= AIM =
Copy out each line that includes the word "mehr".

-------- TASK DATA

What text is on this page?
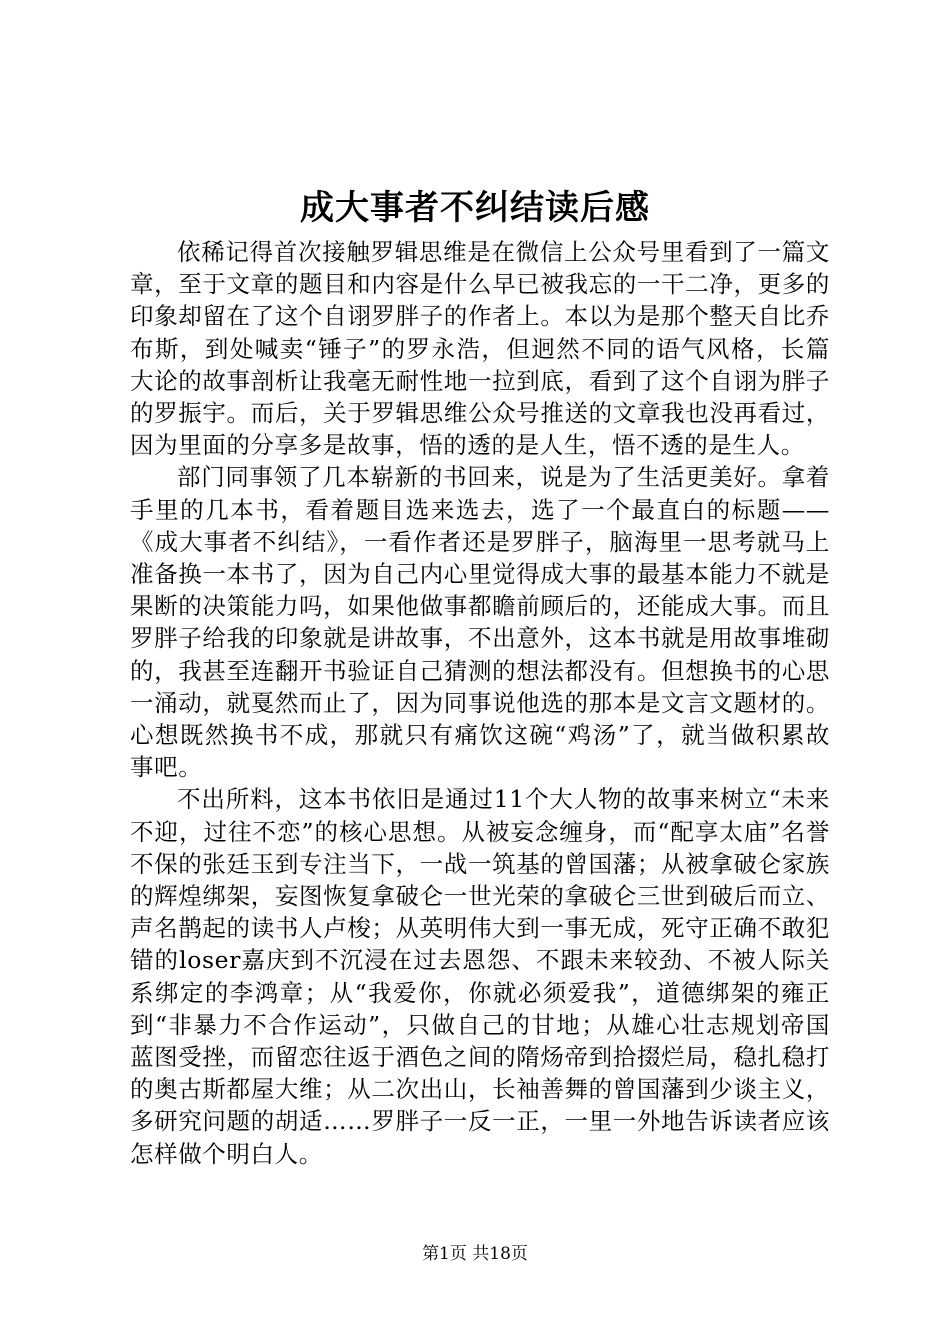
成大事者不纠结读后感

依稀记得首次接触罗辑思维是在微信上公众号里看到了一篇文章，至于文章的题目和内容是什么早已被我忘的一干二净，更多的印象却留在了这个自诩罗胖子的作者上。本以为是那个整天自比乔布斯，到处喊卖“锤子”的罗永浩，但迥然不同的语气风格，长篇大论的故事剖析让我毫无耐性地一拉到底，看到了这个自诩为胖子的罗振宇。而后，关于罗辑思维公众号推送的文章我也没再看过，因为里面的分享多是故事，悟的透的是人生，悟不透的是生人。

部门同事领了几本崭新的书回来，说是为了生活更美好。拿着手里的几本书，看着题目选来选去，选了一个最直白的标题——《成大事者不纠结》，一看作者还是罗胖子，脑海里一思考就马上准备换一本书了，因为自己内心里觉得成大事的最基本能力不就是果断的决策能力吗，如果他做事都瞻前顾后的，还能成大事。而且罗胖子给我的印象就是讲故事，不出意外，这本书就是用故事堆砌的，我甚至连翻开书验证自己猜测的想法都没有。但想换书的心思一涌动，就戛然而止了，因为同事说他选的那本是文言文题材的。心想既然换书不成，那就只有痛饮这碗“鸡汤”了，就当做积累故事吧。

不出所料，这本书依旧是通过11个大人物的故事来树立“未来不迎，过往不恋”的核心思想。从被妄念缠身，而“配享太庙”名誉不保的张廷玉到专注当下，一战一筑基的曾国藩；从被拿破仑家族的辉煌绑架，妄图恢复拿破仑一世光荣的拿破仑三世到破后而立、声名鹊起的读书人卢梭；从英明伟大到一事无成，死守正确不敢犯错的loser嘉庆到不沉浸在过去恩怨、不跟未来较劲、不被人际关系绑定的李鸿章；从“我爱你，你就必须爱我”，道德绑架的雍正到“非暴力不合作运动”，只做自己的甘地；从雄心壮志规划帝国蓝图受挫，而留恋往返于酒色之间的隋炀帝到拾掇烂局，稳扎稳打的奥古斯都屋大维；从二次出山，长袖善舞的曾国藩到少谈主义，多研究问题的胡适……罗胖子一反一正，一里一外地告诉读者应该怎样做个明白人。

第1页 共18页
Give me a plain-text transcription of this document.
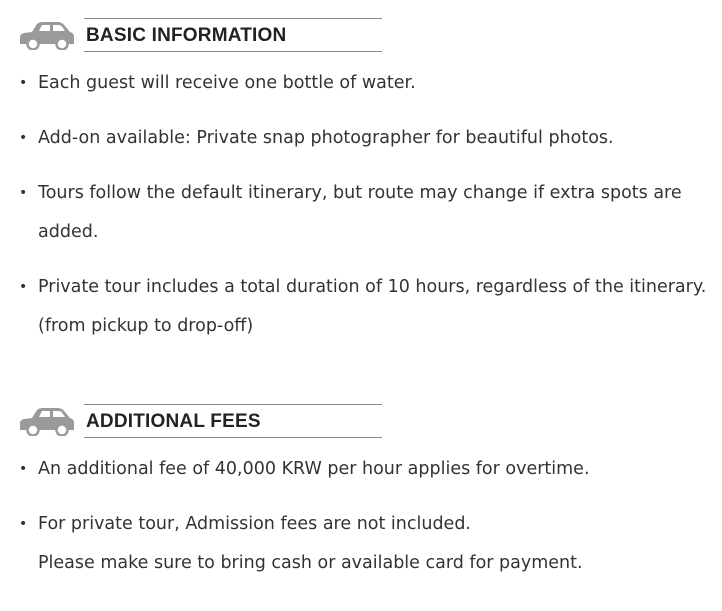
BASIC INFORMATION
• Each guest will receive one bottle of water.
• Add-on available: Private snap photographer for beautiful photos.
• Tours follow the default itinerary, but route may change if extra spots are
added.
• Private tour includes a total duration of 10 hours, regardless of the itinerary.
(from pickup to drop-off)
ADDITIONAL FEES
• An additional fee of 40,000 KRW per hour applies for overtime.
• For private tour, Admission fees are not included.
Please make sure to bring cash or available card for payment.
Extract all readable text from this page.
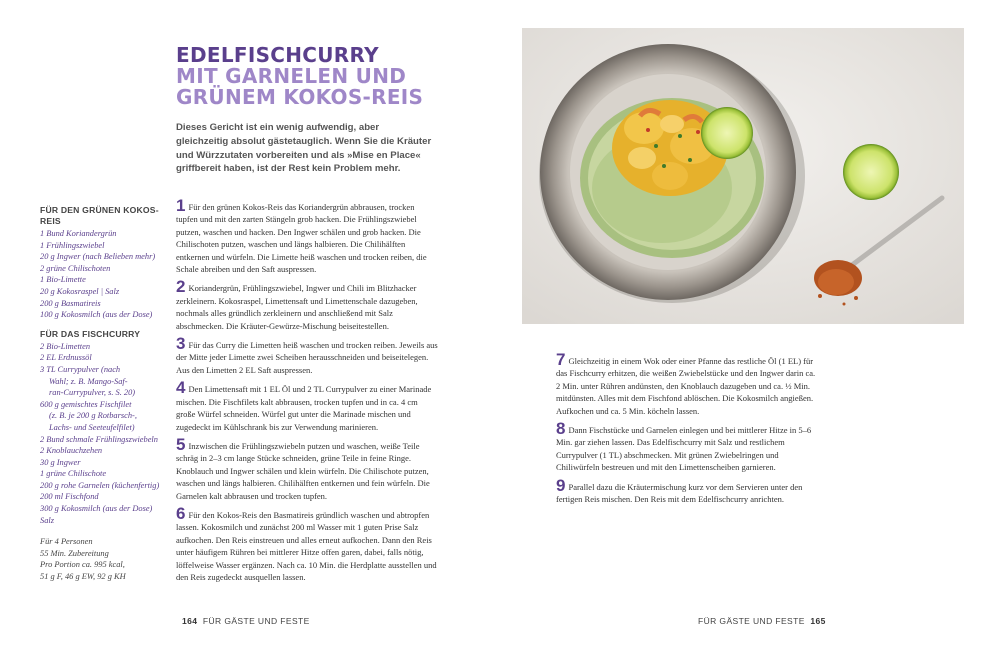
EDELFISCHCURRY
MIT GARNELEN UND
GRÜNEM KOKOS-REIS

Dieses Gericht ist ein wenig aufwendig, aber gleichzeitig absolut gästetauglich. Wenn Sie die Kräuter und Würzzutaten vorbereiten und als »Mise en Place« griffbereit haben, ist der Rest kein Problem mehr.

FÜR DEN GRÜNEN KOKOS-REIS
1 Bund Koriandergrün
1 Frühlingszwiebel
20 g Ingwer (nach Belieben mehr)
2 grüne Chilischoten
1 Bio-Limette
20 g Kokosraspel | Salz
200 g Basmatireis
100 g Kokosmilch (aus der Dose)
FÜR DAS FISCHCURRY
2 Bio-Limetten
2 EL Erdnussöl
3 TL Currypulver (nach
Wahl; z. B. Mango-Saf-
ran-Currypulver, s. S. 20)
600 g gemischtes Fischfilet
(z. B. je 200 g Rotbarsch-,
Lachs- und Seeteufelfilet)
2 Bund schmale Frühlingszwiebeln
2 Knoblauchzehen
30 g Ingwer
1 grüne Chilischote
200 g rohe Garnelen (küchenfertig)
200 ml Fischfond
300 g Kokosmilch (aus der Dose)
Salz
Für 4 Personen
55 Min. Zubereitung
Pro Portion ca. 995 kcal,
51 g F, 46 g EW, 92 g KH

1 Für den grünen Kokos-Reis das Koriandergrün abbrausen, trocken tupfen und mit den zarten Stängeln grob hacken. Die Frühlingszwiebel putzen, waschen und hacken. Den Ingwer schälen und grob hacken. Die Chilischoten putzen, waschen und längs halbieren. Die Chilihälften entkernen und würfeln. Die Limette heiß waschen und trocken reiben, die Schale abreiben und den Saft auspressen.

2 Koriandergrün, Frühlingszwiebel, Ingwer und Chili im Blitzhacker zerkleinern. Kokosraspel, Limettensaft und Limettenschale dazugeben, nochmals alles gründlich zerkleinern und anschließend mit Salz abschmecken. Die Kräuter-Gewürze-Mischung beiseitestellen.

3 Für das Curry die Limetten heiß waschen und trocken reiben. Jeweils aus der Mitte jeder Limette zwei Scheiben herausschneiden und beiseitelegen. Aus den Limetten 2 EL Saft auspressen.

4 Den Limettensaft mit 1 EL Öl und 2 TL Currypulver zu einer Marinade mischen. Die Fischfilets kalt abbrausen, trocken tupfen und in ca. 4 cm große Würfel schneiden. Würfel gut unter die Marinade mischen und zugedeckt im Kühlschrank bis zur Verwendung marinieren.

5 Inzwischen die Frühlingszwiebeln putzen und waschen, weiße Teile schräg in 2–3 cm lange Stücke schneiden, grüne Teile in feine Ringe. Knoblauch und Ingwer schälen und klein würfeln. Die Chilischote putzen, waschen und längs halbieren. Chilihälften entkernen und fein würfeln. Die Garnelen kalt abbrausen und trocken tupfen.

6 Für den Kokos-Reis den Basmatireis gründlich waschen und abtropfen lassen. Kokosmilch und zunächst 200 ml Wasser mit 1 guten Prise Salz aufkochen. Den Reis einstreuen und alles erneut aufkochen. Dann den Reis unter häufigem Rühren bei mittlerer Hitze offen garen, dabei, falls nötig, löffelweise Wasser ergänzen. Nach ca. 10 Min. die Herdplatte ausstellen und den Reis zugedeckt ausquellen lassen.

164 FÜR GÄSTE UND FESTE	FÜR GÄSTE UND FESTE 165

7 Gleichzeitig in einem Wok oder einer Pfanne das restliche Öl (1 EL) für das Fischcurry erhitzen, die weißen Zwiebelstücke und den Ingwer darin ca. 2 Min. unter Rühren andünsten, den Knoblauch dazugeben und ca. ½ Min. mitdünsten. Alles mit dem Fischfond ablöschen. Die Kokosmilch angießen. Aufkochen und ca. 5 Min. köcheln lassen.

8 Dann Fischstücke und Garnelen einlegen und bei mittlerer Hitze in 5–6 Min. gar ziehen lassen. Das Edelfischcurry mit Salz und restlichem Currypulver (1 TL) abschmecken. Mit grünen Zwiebelringen und Chiliwürfeln bestreuen und mit den Limettenscheiben garnieren.

9 Parallel dazu die Kräutermischung kurz vor dem Servieren unter den fertigen Reis mischen. Den Reis mit dem Edelfischcurry anrichten.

----------------

= WRITTEN RESPONSE =
Dieses Gericht ist ein wenig aufwendig, aber gleichzeitig absolut gästetauglich. Wenn Sie die Kräuter und Würzzutaten vorbereiten und als »Mise en Place« griffbereit haben, ist der Rest kein Problem mehr.
20 g Ingwer (nach Belieben mehr)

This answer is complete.